Search the material below for the string "North" and list each line that holds it.

# start of INFORMATION GIVEN

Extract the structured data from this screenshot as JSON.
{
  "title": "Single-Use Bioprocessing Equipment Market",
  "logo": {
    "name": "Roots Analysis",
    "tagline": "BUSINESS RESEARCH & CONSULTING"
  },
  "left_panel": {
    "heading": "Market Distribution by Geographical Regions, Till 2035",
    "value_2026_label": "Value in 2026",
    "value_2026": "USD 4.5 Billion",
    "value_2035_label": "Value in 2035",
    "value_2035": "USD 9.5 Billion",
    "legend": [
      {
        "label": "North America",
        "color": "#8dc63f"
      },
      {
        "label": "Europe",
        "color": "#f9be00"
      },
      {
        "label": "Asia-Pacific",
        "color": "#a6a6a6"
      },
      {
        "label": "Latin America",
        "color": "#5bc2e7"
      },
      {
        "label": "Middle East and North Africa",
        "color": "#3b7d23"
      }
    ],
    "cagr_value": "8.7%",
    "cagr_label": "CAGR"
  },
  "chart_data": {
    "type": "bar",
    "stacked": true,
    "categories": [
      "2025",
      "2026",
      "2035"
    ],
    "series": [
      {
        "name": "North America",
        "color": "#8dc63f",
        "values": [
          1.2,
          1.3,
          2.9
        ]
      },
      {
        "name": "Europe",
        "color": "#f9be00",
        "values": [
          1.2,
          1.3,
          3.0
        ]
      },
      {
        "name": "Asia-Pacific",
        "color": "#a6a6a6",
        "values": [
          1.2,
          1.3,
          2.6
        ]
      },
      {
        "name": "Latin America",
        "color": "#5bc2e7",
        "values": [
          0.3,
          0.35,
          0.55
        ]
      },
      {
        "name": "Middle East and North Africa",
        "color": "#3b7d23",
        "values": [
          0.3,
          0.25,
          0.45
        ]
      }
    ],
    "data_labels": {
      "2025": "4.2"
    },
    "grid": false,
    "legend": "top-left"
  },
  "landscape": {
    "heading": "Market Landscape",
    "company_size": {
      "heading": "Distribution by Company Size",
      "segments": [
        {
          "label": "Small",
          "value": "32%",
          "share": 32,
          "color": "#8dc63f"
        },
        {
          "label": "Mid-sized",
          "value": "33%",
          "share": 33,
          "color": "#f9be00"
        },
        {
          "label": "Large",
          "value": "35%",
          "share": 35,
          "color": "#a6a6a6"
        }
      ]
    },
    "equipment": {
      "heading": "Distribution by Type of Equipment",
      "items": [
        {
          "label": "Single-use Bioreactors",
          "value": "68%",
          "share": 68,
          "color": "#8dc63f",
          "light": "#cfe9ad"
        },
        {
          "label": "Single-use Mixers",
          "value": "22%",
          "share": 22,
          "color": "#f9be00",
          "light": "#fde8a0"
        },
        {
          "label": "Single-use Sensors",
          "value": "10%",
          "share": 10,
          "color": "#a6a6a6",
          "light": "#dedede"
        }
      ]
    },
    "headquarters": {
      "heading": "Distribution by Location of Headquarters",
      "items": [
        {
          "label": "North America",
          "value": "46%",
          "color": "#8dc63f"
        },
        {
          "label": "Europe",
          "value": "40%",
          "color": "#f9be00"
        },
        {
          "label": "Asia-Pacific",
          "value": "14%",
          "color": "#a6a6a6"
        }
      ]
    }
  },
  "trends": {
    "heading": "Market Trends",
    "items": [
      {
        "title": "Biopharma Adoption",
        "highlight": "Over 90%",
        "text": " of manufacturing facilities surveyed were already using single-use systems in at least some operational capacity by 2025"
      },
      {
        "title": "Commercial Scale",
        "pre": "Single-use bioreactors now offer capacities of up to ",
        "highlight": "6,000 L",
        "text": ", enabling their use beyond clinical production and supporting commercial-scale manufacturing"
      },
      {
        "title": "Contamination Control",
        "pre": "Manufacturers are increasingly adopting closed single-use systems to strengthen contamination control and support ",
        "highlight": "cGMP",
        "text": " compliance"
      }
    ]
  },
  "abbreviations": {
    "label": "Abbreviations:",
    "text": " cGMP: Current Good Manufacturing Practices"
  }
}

# end of INFORMATION GIVEN
# start of INFORMATION GIVEN

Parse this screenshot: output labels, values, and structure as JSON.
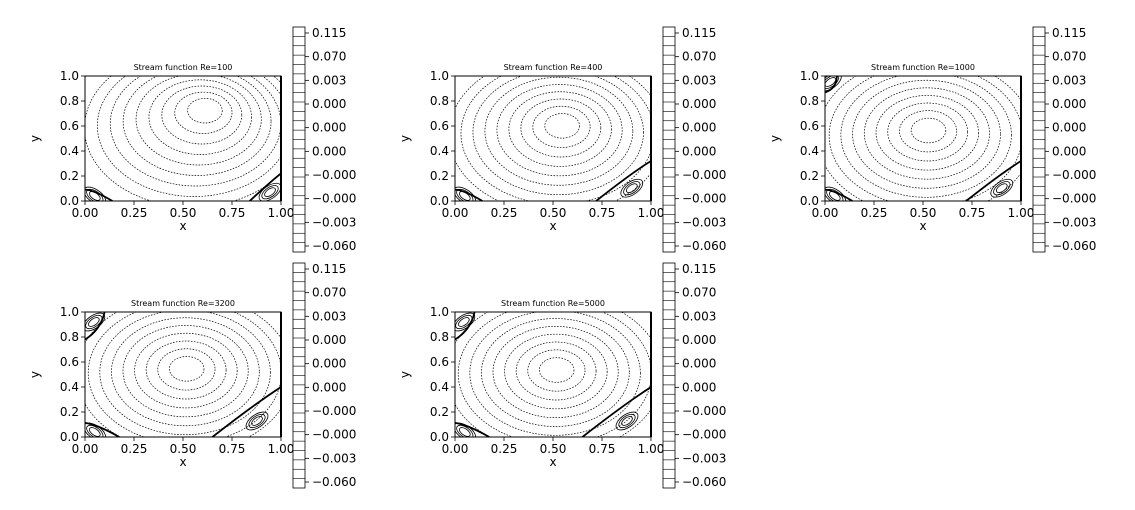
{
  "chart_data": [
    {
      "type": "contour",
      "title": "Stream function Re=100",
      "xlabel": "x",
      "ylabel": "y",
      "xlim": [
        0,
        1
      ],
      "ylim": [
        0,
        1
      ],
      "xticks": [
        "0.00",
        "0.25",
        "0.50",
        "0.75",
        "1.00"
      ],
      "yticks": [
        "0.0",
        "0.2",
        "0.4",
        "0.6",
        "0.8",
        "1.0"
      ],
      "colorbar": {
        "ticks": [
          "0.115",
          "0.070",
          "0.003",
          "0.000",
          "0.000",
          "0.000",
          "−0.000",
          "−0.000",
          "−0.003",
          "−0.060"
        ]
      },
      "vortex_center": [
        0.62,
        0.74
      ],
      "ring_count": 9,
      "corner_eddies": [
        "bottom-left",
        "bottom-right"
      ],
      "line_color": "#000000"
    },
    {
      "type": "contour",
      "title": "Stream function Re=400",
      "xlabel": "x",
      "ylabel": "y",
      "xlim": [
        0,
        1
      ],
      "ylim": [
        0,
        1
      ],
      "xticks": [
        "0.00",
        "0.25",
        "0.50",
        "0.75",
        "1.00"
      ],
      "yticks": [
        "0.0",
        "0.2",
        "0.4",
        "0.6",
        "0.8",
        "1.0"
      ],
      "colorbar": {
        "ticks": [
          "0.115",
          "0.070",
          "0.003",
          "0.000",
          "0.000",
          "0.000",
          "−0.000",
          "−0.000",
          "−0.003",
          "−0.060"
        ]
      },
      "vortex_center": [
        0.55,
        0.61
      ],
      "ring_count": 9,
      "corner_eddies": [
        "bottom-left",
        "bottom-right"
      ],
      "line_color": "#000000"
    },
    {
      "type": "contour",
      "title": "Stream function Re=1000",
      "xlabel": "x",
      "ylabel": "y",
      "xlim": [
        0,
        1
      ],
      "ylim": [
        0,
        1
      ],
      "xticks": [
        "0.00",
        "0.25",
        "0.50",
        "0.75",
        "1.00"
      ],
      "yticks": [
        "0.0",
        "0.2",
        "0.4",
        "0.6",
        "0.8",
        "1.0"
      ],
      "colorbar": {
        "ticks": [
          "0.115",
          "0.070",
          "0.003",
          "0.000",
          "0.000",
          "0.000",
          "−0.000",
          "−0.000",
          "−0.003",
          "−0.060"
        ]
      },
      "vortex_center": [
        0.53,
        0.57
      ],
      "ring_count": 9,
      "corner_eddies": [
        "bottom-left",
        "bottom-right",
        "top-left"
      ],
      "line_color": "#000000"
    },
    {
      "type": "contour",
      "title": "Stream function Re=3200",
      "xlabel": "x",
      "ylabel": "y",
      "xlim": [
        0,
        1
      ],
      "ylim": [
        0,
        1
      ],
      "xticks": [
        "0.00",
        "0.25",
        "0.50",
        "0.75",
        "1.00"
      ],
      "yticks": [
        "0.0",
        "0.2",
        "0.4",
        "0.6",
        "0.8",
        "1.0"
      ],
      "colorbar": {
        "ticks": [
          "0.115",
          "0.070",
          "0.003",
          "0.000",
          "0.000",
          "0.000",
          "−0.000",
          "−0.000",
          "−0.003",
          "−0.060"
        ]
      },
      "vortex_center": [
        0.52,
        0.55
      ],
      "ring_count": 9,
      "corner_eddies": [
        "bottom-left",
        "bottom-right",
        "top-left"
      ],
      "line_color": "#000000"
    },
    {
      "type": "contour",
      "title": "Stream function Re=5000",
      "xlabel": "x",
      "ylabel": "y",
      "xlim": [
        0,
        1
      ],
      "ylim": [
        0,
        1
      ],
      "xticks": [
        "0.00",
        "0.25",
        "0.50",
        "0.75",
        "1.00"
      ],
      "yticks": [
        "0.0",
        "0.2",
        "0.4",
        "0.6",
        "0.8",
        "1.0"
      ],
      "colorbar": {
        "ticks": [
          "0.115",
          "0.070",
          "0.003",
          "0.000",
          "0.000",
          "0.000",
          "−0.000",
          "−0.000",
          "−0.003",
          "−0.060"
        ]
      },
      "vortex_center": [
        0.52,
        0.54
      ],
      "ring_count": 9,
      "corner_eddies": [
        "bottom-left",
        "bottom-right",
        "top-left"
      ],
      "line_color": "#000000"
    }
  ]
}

# end of INFORMATION GIVEN

## [WRITTEN REPLY]
        "label": "North America",
        "label": "Middle East and North Africa",
        "name": "North America",
        "name": "Middle East and North Africa",
          "label": "North America",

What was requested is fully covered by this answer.